(Stored data entries)
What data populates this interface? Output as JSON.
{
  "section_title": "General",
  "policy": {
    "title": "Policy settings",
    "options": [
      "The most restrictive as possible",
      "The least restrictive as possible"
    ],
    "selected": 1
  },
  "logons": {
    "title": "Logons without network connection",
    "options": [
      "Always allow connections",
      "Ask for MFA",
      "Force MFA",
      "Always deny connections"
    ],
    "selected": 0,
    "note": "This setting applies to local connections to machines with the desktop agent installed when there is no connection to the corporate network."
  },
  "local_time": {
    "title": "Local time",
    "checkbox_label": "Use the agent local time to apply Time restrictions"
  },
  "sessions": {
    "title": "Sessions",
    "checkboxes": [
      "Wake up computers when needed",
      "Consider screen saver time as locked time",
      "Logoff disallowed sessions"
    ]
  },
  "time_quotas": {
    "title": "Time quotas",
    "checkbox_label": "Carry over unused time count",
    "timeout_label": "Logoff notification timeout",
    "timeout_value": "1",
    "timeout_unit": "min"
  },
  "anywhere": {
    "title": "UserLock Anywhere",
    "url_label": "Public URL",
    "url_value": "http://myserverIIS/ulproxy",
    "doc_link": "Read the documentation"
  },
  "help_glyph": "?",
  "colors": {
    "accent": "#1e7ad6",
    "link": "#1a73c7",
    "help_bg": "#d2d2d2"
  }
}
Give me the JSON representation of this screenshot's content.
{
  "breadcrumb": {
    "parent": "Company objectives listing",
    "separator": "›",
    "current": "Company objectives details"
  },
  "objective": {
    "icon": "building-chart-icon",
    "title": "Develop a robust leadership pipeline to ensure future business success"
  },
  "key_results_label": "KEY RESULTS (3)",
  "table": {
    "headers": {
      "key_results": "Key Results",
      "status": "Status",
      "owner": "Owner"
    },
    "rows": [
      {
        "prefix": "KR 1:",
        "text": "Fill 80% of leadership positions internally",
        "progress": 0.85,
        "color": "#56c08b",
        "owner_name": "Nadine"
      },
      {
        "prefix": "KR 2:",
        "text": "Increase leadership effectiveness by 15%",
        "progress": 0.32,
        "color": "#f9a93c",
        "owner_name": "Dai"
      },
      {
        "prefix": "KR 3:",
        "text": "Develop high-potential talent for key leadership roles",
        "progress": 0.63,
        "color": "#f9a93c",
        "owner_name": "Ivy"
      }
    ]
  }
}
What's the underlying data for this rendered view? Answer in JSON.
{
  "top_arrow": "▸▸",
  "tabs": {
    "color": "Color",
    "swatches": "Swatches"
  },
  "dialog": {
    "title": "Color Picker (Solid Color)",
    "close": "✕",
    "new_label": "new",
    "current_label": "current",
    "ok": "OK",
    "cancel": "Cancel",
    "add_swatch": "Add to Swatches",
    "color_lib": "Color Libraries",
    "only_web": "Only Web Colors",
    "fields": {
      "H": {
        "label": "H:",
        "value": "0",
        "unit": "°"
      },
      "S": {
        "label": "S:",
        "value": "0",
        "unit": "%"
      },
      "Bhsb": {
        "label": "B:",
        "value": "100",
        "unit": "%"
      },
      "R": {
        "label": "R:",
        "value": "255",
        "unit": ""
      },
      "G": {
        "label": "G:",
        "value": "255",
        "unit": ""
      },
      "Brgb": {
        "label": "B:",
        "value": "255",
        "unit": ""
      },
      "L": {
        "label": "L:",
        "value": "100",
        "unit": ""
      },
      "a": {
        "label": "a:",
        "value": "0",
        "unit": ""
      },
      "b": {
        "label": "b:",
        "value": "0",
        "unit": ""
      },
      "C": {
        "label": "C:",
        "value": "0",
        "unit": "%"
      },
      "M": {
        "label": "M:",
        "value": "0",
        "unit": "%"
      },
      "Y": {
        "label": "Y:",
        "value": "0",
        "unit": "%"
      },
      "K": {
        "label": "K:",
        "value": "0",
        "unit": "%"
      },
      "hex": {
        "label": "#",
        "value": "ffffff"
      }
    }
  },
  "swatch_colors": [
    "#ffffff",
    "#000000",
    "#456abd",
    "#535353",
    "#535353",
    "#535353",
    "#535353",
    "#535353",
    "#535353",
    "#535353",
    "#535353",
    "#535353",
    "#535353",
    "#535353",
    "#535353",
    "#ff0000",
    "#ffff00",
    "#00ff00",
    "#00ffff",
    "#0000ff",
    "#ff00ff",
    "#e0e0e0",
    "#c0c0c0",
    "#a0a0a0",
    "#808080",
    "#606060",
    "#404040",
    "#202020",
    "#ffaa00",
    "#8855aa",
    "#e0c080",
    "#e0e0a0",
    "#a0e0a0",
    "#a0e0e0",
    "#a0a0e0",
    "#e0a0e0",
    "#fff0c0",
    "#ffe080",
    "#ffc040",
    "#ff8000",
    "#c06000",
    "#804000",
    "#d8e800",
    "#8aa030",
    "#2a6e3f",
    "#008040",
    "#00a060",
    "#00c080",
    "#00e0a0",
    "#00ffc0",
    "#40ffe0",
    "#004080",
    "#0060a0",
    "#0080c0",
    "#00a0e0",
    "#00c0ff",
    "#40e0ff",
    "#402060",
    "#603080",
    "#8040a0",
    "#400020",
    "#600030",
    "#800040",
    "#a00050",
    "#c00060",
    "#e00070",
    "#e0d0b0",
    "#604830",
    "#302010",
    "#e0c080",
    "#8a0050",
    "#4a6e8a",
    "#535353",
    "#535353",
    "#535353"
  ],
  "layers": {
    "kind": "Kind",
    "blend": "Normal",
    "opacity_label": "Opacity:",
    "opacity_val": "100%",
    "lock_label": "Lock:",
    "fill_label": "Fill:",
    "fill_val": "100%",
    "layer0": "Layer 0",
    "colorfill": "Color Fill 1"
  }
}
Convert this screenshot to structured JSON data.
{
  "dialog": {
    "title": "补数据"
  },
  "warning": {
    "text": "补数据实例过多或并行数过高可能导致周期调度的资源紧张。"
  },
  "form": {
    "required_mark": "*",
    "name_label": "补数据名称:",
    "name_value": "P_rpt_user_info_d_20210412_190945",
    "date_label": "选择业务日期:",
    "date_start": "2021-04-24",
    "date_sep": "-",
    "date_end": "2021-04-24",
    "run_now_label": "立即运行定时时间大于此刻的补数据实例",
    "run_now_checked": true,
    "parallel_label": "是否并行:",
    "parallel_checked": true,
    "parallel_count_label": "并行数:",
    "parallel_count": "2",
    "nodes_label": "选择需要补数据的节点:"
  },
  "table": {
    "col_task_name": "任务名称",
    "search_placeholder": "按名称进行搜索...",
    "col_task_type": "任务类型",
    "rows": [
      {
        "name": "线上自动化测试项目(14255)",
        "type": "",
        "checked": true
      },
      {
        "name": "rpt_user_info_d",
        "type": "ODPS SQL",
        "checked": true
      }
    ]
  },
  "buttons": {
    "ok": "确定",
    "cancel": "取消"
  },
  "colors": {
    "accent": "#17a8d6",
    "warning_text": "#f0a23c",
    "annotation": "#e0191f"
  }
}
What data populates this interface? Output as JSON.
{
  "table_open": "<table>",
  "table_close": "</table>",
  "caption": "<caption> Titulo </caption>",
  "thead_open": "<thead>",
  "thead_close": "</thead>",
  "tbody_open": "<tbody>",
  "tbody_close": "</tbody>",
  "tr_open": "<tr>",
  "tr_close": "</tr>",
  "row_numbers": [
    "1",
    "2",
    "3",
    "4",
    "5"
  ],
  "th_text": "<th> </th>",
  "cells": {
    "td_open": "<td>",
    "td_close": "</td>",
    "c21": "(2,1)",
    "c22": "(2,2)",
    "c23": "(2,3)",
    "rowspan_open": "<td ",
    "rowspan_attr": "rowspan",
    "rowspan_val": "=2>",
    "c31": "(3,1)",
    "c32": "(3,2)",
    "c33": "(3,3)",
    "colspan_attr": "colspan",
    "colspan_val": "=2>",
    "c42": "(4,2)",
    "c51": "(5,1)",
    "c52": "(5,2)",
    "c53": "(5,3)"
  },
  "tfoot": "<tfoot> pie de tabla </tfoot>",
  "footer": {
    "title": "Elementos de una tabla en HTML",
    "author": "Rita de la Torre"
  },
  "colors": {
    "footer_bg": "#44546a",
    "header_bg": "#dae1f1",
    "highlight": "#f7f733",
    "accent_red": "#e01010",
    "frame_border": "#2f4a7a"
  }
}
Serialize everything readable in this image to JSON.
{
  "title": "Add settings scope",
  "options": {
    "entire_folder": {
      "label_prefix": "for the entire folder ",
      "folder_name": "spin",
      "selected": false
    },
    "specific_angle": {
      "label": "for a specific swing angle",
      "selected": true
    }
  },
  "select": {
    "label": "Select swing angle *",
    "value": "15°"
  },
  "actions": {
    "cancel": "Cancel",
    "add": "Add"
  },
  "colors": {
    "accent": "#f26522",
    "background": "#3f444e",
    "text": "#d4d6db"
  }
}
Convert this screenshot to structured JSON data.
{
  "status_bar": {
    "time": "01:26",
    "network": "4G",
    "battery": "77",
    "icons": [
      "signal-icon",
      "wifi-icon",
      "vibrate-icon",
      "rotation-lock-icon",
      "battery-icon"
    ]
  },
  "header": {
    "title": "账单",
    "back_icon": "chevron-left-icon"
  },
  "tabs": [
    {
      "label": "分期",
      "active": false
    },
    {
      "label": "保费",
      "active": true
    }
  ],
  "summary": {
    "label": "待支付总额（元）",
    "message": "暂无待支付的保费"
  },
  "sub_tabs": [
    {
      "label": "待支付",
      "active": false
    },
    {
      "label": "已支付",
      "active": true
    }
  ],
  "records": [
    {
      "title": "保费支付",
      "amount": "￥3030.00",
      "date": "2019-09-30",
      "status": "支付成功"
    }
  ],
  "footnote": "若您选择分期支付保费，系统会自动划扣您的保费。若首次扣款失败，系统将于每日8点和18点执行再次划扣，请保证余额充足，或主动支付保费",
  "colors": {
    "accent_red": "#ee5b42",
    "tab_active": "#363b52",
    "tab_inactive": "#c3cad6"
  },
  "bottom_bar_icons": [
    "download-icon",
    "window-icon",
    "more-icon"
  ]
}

* [TASK PROMPT]: Show the lines that mention the word "objectives".

* [ANSWER FOR THIS EXERCISE]:
    "parent": "Company objectives listing",
    "current": "Company objectives details"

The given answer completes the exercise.